***** Data to process
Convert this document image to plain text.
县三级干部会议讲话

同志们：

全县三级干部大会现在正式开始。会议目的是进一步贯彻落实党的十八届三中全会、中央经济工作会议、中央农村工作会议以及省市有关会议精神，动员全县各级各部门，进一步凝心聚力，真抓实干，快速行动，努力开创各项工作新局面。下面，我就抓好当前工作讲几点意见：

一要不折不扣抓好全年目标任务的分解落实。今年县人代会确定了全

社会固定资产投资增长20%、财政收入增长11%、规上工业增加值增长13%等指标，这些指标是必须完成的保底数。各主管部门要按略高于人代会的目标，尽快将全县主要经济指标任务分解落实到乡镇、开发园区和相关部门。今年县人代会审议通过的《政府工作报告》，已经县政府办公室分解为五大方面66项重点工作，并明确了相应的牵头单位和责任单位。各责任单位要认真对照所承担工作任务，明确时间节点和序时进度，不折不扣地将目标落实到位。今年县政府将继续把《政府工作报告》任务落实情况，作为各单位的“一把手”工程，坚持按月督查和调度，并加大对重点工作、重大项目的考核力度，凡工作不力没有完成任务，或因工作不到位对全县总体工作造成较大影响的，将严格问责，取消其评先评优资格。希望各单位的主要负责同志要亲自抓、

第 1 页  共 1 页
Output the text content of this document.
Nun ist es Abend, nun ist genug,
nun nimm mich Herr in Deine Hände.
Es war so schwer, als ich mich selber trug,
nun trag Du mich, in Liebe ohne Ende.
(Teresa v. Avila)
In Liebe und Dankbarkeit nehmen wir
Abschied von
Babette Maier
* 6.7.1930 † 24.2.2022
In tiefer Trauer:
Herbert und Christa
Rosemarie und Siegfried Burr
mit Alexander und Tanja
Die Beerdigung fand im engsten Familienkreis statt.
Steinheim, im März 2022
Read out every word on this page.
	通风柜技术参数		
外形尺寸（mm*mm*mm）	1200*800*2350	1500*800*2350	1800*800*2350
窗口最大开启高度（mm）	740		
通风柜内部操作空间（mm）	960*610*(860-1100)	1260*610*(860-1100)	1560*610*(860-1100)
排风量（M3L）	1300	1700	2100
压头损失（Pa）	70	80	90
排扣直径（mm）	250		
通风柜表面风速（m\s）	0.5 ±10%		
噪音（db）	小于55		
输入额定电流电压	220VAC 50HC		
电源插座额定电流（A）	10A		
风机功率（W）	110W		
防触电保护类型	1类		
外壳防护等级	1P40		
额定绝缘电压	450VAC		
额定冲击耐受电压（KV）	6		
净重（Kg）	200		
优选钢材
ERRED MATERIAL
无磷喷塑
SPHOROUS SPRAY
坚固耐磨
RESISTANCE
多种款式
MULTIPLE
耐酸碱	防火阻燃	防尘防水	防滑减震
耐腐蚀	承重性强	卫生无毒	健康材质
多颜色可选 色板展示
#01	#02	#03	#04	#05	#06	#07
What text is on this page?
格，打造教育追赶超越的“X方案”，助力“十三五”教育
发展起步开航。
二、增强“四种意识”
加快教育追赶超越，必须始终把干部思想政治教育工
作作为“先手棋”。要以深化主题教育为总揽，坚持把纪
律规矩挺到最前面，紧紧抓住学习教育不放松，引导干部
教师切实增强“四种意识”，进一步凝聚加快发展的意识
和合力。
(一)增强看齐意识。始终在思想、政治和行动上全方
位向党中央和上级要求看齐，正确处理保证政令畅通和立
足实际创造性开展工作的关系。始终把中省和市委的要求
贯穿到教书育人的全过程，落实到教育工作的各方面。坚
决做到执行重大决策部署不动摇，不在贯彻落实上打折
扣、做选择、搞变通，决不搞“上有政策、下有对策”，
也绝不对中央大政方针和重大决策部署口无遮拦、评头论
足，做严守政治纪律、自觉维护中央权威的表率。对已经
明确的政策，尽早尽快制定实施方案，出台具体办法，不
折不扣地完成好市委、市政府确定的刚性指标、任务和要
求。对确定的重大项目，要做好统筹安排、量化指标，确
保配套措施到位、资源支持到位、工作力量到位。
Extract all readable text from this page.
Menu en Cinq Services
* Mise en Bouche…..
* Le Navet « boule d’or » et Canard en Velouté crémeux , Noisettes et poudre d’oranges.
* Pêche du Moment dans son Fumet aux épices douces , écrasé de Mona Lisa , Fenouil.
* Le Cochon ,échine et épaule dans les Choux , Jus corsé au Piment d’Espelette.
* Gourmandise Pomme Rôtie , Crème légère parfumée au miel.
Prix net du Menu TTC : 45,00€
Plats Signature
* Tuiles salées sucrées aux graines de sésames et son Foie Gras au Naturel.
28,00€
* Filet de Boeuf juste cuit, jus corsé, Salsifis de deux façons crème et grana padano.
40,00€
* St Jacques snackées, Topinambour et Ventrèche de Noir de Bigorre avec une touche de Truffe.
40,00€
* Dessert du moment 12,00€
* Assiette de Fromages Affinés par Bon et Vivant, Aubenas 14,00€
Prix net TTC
**********
## Given exercise
Could you reproduce every record above exactly as it appears?

## Result for this task
Convert this document image to plain text.
县三级干部会议讲话

同志们：

全县三级干部大会现在正式开始。会议目的是进一步贯彻落实党的十八届三中全会、中央经济工作会议、中央农村工作会议以及省市有关会议精神，动员全县各级各部门，进一步凝心聚力，真抓实干，快速行动，努力开创各项工作新局面。下面，我就抓好当前工作讲几点意见：

一要不折不扣抓好全年目标任务的分解落实。今年县人代会确定了全

社会固定资产投资增长20%、财政收入增长11%、规上工业增加值增长13%等指标，这些指标是必须完成的保底数。各主管部门要按略高于人代会的目标，尽快将全县主要经济指标任务分解落实到乡镇、开发园区和相关部门。今年县人代会审议通过的《政府工作报告》，已经县政府办公室分解为五大方面66项重点工作，并明确了相应的牵头单位和责任单位。各责任单位要认真对照所承担工作任务，明确时间节点和序时进度，不折不扣地将目标落实到位。今年县政府将继续把《政府工作报告》任务落实情况，作为各单位的“一把手”工程，坚持按月督查和调度，并加大对重点工作、重大项目的考核力度，凡工作不力没有完成任务，或因工作不到位对全县总体工作造成较大影响的，将严格问责，取消其评先评优资格。希望各单位的主要负责同志要亲自抓、

第 1 页  共 1 页
Output the text content of this document.
Nun ist es Abend, nun ist genug,
nun nimm mich Herr in Deine Hände.
Es war so schwer, als ich mich selber trug,
nun trag Du mich, in Liebe ohne Ende.
(Teresa v. Avila)
In Liebe und Dankbarkeit nehmen wir
Abschied von
Babette Maier
* 6.7.1930 † 24.2.2022
In tiefer Trauer:
Herbert und Christa
Rosemarie und Siegfried Burr
mit Alexander und Tanja
Die Beerdigung fand im engsten Familienkreis statt.
Steinheim, im März 2022
Read out every word on this page.
	通风柜技术参数		
外形尺寸（mm*mm*mm）	1200*800*2350	1500*800*2350	1800*800*2350
窗口最大开启高度（mm）	740		
通风柜内部操作空间（mm）	960*610*(860-1100)	1260*610*(860-1100)	1560*610*(860-1100)
排风量（M3L）	1300	1700	2100
压头损失（Pa）	70	80	90
排扣直径（mm）	250		
通风柜表面风速（m\s）	0.5 ±10%		
噪音（db）	小于55		
输入额定电流电压	220VAC 50HC		
电源插座额定电流（A）	10A		
风机功率（W）	110W		
防触电保护类型	1类		
外壳防护等级	1P40		
额定绝缘电压	450VAC		
额定冲击耐受电压（KV）	6		
净重（Kg）	200		
优选钢材
ERRED MATERIAL
无磷喷塑
SPHOROUS SPRAY
坚固耐磨
RESISTANCE
多种款式
MULTIPLE
耐酸碱	防火阻燃	防尘防水	防滑减震
耐腐蚀	承重性强	卫生无毒	健康材质
多颜色可选 色板展示
#01	#02	#03	#04	#05	#06	#07
What text is on this page?
格，打造教育追赶超越的“X方案”，助力“十三五”教育
发展起步开航。
二、增强“四种意识”
加快教育追赶超越，必须始终把干部思想政治教育工
作作为“先手棋”。要以深化主题教育为总揽，坚持把纪
律规矩挺到最前面，紧紧抓住学习教育不放松，引导干部
教师切实增强“四种意识”，进一步凝聚加快发展的意识
和合力。
(一)增强看齐意识。始终在思想、政治和行动上全方
位向党中央和上级要求看齐，正确处理保证政令畅通和立
足实际创造性开展工作的关系。始终把中省和市委的要求
贯穿到教书育人的全过程，落实到教育工作的各方面。坚
决做到执行重大决策部署不动摇，不在贯彻落实上打折
扣、做选择、搞变通，决不搞“上有政策、下有对策”，
也绝不对中央大政方针和重大决策部署口无遮拦、评头论
足，做严守政治纪律、自觉维护中央权威的表率。对已经
明确的政策，尽早尽快制定实施方案，出台具体办法，不
折不扣地完成好市委、市政府确定的刚性指标、任务和要
求。对确定的重大项目，要做好统筹安排、量化指标，确
保配套措施到位、资源支持到位、工作力量到位。
Extract all readable text from this page.
Menu en Cinq Services
* Mise en Bouche…..
* Le Navet « boule d’or » et Canard en Velouté crémeux , Noisettes et poudre d’oranges.
* Pêche du Moment dans son Fumet aux épices douces , écrasé de Mona Lisa , Fenouil.
* Le Cochon ,échine et épaule dans les Choux , Jus corsé au Piment d’Espelette.
* Gourmandise Pomme Rôtie , Crème légère parfumée au miel.
Prix net du Menu TTC : 45,00€
Plats Signature
* Tuiles salées sucrées aux graines de sésames et son Foie Gras au Naturel.
28,00€
* Filet de Boeuf juste cuit, jus corsé, Salsifis de deux façons crème et grana padano.
40,00€
* St Jacques snackées, Topinambour et Ventrèche de Noir de Bigorre avec une touche de Truffe.
40,00€
* Dessert du moment 12,00€
* Assiette de Fromages Affinés par Bon et Vivant, Aubenas 14,00€
Prix net TTC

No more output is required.